Chart and figure data:
— START —

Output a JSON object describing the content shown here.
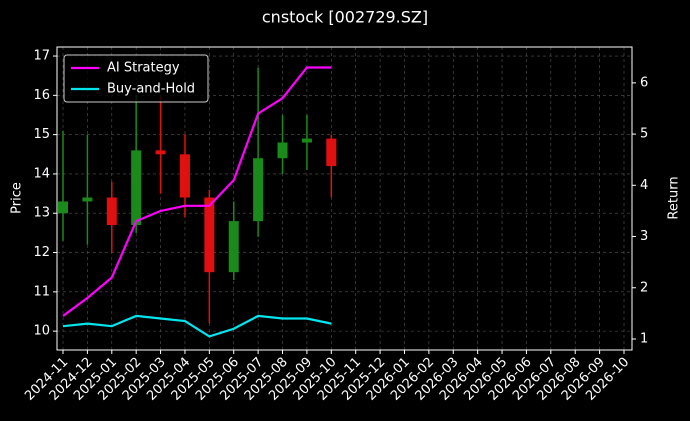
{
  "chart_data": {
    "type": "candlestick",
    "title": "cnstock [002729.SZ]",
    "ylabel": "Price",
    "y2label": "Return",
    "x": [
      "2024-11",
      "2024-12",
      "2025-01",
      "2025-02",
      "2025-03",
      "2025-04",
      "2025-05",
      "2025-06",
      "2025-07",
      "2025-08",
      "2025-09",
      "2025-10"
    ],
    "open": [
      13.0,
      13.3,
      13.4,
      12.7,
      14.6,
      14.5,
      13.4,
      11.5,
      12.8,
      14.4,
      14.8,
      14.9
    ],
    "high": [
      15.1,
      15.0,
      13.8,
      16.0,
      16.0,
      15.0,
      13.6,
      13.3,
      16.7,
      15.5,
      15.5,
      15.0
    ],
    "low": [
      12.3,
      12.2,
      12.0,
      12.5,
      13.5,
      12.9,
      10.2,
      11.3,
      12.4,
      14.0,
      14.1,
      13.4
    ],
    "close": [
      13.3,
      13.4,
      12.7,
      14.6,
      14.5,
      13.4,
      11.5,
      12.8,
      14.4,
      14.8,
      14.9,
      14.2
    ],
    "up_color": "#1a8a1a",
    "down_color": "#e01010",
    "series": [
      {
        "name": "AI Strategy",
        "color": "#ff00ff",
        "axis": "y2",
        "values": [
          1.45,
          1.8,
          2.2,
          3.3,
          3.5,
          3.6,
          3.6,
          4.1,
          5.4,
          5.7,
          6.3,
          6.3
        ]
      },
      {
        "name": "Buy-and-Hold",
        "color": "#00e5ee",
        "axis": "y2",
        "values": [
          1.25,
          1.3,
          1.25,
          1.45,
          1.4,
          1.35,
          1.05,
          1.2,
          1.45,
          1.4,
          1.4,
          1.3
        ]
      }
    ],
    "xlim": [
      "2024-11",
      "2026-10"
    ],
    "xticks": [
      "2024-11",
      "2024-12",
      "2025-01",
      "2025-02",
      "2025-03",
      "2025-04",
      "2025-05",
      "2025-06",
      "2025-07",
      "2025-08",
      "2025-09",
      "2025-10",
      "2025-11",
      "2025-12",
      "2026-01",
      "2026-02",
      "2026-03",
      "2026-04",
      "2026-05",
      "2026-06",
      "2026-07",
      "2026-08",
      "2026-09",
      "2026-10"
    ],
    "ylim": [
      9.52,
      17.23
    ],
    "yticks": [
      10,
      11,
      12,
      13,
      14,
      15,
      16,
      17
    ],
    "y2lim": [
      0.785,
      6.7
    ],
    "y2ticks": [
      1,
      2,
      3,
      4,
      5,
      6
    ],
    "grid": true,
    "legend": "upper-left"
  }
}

— END —

## THE TASK
Your task is to repeat the data above exactly while excluding the pictures.

## THE OUTPUT
Output a JSON object describing the content shown here.
{
  "chart_data": {
    "type": "candlestick",
    "title": "cnstock [002729.SZ]",
    "ylabel": "Price",
    "y2label": "Return",
    "x": [
      "2024-11",
      "2024-12",
      "2025-01",
      "2025-02",
      "2025-03",
      "2025-04",
      "2025-05",
      "2025-06",
      "2025-07",
      "2025-08",
      "2025-09",
      "2025-10"
    ],
    "open": [
      13.0,
      13.3,
      13.4,
      12.7,
      14.6,
      14.5,
      13.4,
      11.5,
      12.8,
      14.4,
      14.8,
      14.9
    ],
    "high": [
      15.1,
      15.0,
      13.8,
      16.0,
      16.0,
      15.0,
      13.6,
      13.3,
      16.7,
      15.5,
      15.5,
      15.0
    ],
    "low": [
      12.3,
      12.2,
      12.0,
      12.5,
      13.5,
      12.9,
      10.2,
      11.3,
      12.4,
      14.0,
      14.1,
      13.4
    ],
    "close": [
      13.3,
      13.4,
      12.7,
      14.6,
      14.5,
      13.4,
      11.5,
      12.8,
      14.4,
      14.8,
      14.9,
      14.2
    ],
    "up_color": "#1a8a1a",
    "down_color": "#e01010",
    "series": [
      {
        "name": "AI Strategy",
        "color": "#ff00ff",
        "axis": "y2",
        "values": [
          1.45,
          1.8,
          2.2,
          3.3,
          3.5,
          3.6,
          3.6,
          4.1,
          5.4,
          5.7,
          6.3,
          6.3
        ]
      },
      {
        "name": "Buy-and-Hold",
        "color": "#00e5ee",
        "axis": "y2",
        "values": [
          1.25,
          1.3,
          1.25,
          1.45,
          1.4,
          1.35,
          1.05,
          1.2,
          1.45,
          1.4,
          1.4,
          1.3
        ]
      }
    ],
    "xlim": [
      "2024-11",
      "2026-10"
    ],
    "xticks": [
      "2024-11",
      "2024-12",
      "2025-01",
      "2025-02",
      "2025-03",
      "2025-04",
      "2025-05",
      "2025-06",
      "2025-07",
      "2025-08",
      "2025-09",
      "2025-10",
      "2025-11",
      "2025-12",
      "2026-01",
      "2026-02",
      "2026-03",
      "2026-04",
      "2026-05",
      "2026-06",
      "2026-07",
      "2026-08",
      "2026-09",
      "2026-10"
    ],
    "ylim": [
      9.52,
      17.23
    ],
    "yticks": [
      10,
      11,
      12,
      13,
      14,
      15,
      16,
      17
    ],
    "y2lim": [
      0.785,
      6.7
    ],
    "y2ticks": [
      1,
      2,
      3,
      4,
      5,
      6
    ],
    "grid": true,
    "legend": "upper-left"
  }
}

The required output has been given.